Stored records:
===

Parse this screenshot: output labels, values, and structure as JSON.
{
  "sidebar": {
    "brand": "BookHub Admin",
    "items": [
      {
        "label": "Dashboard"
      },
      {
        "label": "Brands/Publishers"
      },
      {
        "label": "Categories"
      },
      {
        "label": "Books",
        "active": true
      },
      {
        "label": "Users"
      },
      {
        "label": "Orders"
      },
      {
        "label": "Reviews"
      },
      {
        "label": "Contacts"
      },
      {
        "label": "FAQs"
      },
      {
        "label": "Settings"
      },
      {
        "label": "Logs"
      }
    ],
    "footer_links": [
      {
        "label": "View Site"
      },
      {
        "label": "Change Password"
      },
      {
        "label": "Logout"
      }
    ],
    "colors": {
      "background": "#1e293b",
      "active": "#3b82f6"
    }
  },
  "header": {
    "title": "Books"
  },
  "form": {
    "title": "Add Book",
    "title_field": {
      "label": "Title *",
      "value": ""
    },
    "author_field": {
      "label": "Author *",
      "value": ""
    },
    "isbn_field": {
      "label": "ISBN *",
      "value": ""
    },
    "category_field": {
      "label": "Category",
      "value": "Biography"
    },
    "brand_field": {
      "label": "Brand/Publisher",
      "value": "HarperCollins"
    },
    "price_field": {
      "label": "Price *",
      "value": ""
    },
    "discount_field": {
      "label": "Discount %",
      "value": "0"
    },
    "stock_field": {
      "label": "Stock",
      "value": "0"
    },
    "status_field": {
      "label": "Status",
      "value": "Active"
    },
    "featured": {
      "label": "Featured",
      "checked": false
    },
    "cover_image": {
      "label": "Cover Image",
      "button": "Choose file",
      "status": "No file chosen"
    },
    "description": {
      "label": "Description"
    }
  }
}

===

◆ **Directions for this task**
Lines holding the word "file" in the entries above are the ones to pull out. Copy them all.

◆ **Expected output**
      "button": "Choose file",
      "status": "No file chosen"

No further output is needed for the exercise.